Your assignment: Your reply should hold only the lines from the records below where "ausgenommen" occurs.

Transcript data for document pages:
════════
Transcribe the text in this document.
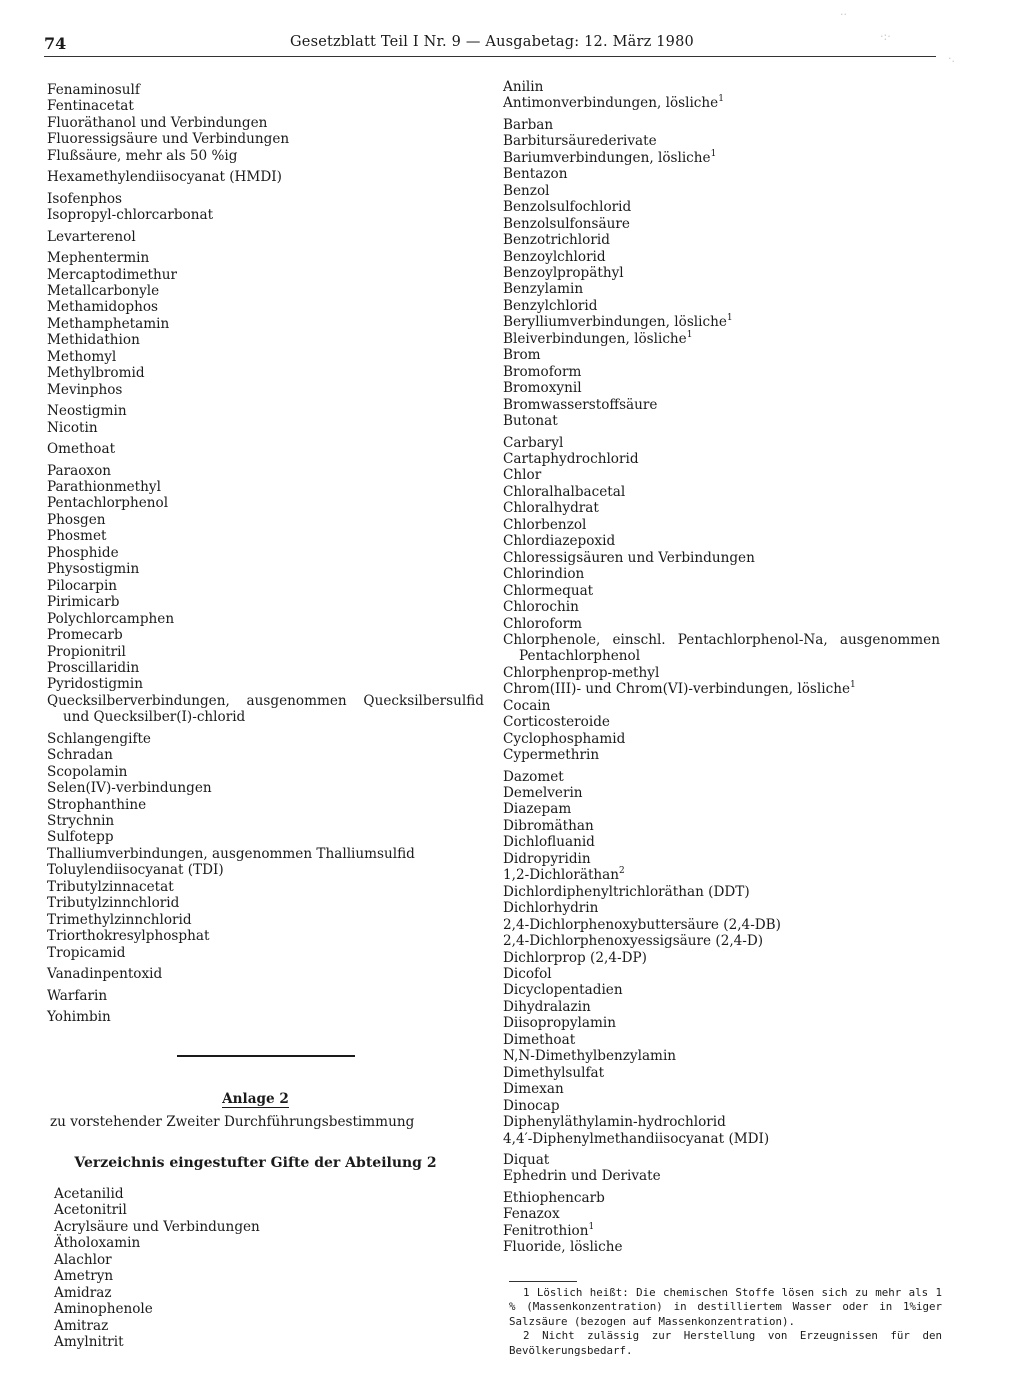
··
·:·
·.
74	Gesetzblatt Teil I Nr. 9 — Ausgabetag: 12. März 1980
Fenaminosulf
Fentinacetat
Fluoräthanol und Verbindungen
Fluoressigsäure und Verbindungen
Flußsäure, mehr als 50 %ig
Hexamethylendiisocyanat (HMDI)
Isofenphos
Isopropyl-chlorcarbonat
Levarterenol
Mephentermin
Mercaptodimethur
Metallcarbonyle
Methamidophos
Methamphetamin
Methidathion
Methomyl
Methylbromid
Mevinphos
Neostigmin
Nicotin
Omethoat
Paraoxon
Parathionmethyl
Pentachlorphenol
Phosgen
Phosmet
Phosphide
Physostigmin
Pilocarpin
Pirimicarb
Polychlorcamphen
Promecarb
Propionitril
Proscillaridin
Pyridostigmin
Quecksilberverbindungen, ausgenommen Quecksilbersulfid
und Quecksilber(I)-chlorid
Schlangengifte
Schradan
Scopolamin
Selen(IV)-verbindungen
Strophanthine
Strychnin
Sulfotepp
Thalliumverbindungen, ausgenommen Thalliumsulfid
Toluylendiisocyanat (TDI)
Tributylzinnacetat
Tributylzinnchlorid
Trimethylzinnchlorid
Triorthokresylphosphat
Tropicamid
Vanadinpentoxid
Warfarin
Yohimbin
Anlage 2
zu vorstehender Zweiter Durchführungsbestimmung
Verzeichnis eingestufter Gifte der Abteilung 2
Acetanilid
Acetonitril
Acrylsäure und Verbindungen
Ätholoxamin
Alachlor
Ametryn
Amidraz
Aminophenole
Amitraz
Amylnitrit
Anilin
Antimonverbindungen, lösliche$^1$
Barban
Barbitursäurederivate
Bariumverbindungen, lösliche$^1$
Bentazon
Benzol
Benzolsulfochlorid
Benzolsulfonsäure
Benzotrichlorid
Benzoylchlorid
Benzoylpropäthyl
Benzylamin
Benzylchlorid
Berylliumverbindungen, lösliche$^1$
Bleiverbindungen, lösliche$^1$
Brom
Bromoform
Bromoxynil
Bromwasserstoffsäure
Butonat
Carbaryl
Cartaphydrochlorid
Chlor
Chloralhalbacetal
Chloralhydrat
Chlorbenzol
Chlordiazepoxid
Chloressigsäuren und Verbindungen
Chlorindion
Chlormequat
Chlorochin
Chloroform
Chlorphenole, einschl. Pentachlorphenol-Na, ausgenommen
Pentachlorphenol
Chlorphenprop-methyl
Chrom(III)- und Chrom(VI)-verbindungen, lösliche$^1$
Cocain
Corticosteroide
Cyclophosphamid
Cypermethrin
Dazomet
Demelverin
Diazepam
Dibromäthan
Dichlofluanid
Didropyridin
1,2-Dichloräthan$^2$
Dichlordiphenyltrichloräthan (DDT)
Dichlorhydrin
2,4-Dichlorphenoxybuttersäure (2,4-DB)
2,4-Dichlorphenoxyessigsäure (2,4-D)
Dichlorprop (2,4-DP)
Dicofol
Dicyclopentadien
Dihydralazin
Diisopropylamin
Dimethoat
N,N-Dimethylbenzylamin
Dimethylsulfat
Dimexan
Dinocap
Diphenyläthylamin-hydrochlorid
4,4′-Diphenylmethandiisocyanat (MDI)
Diquat
Ephedrin und Derivate
Ethiophencarb
Fenazox
Fenitrothion$^1$
Fluoride, lösliche
1 Löslich heißt: Die chemischen Stoffe lösen sich zu mehr als 1 % (Massenkonzentration) in destilliertem Wasser oder in 1%iger Salzsäure (bezogen auf Massenkonzentration).
2 Nicht zulässig zur Herstellung von Erzeugnissen für den Bevölkerungsbedarf.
════════
Answer to this problem:
Quecksilberverbindungen, ausgenommen Quecksilbersulfid
Thalliumverbindungen, ausgenommen Thalliumsulfid
Chlorphenole, einschl. Pentachlorphenol-Na, ausgenommen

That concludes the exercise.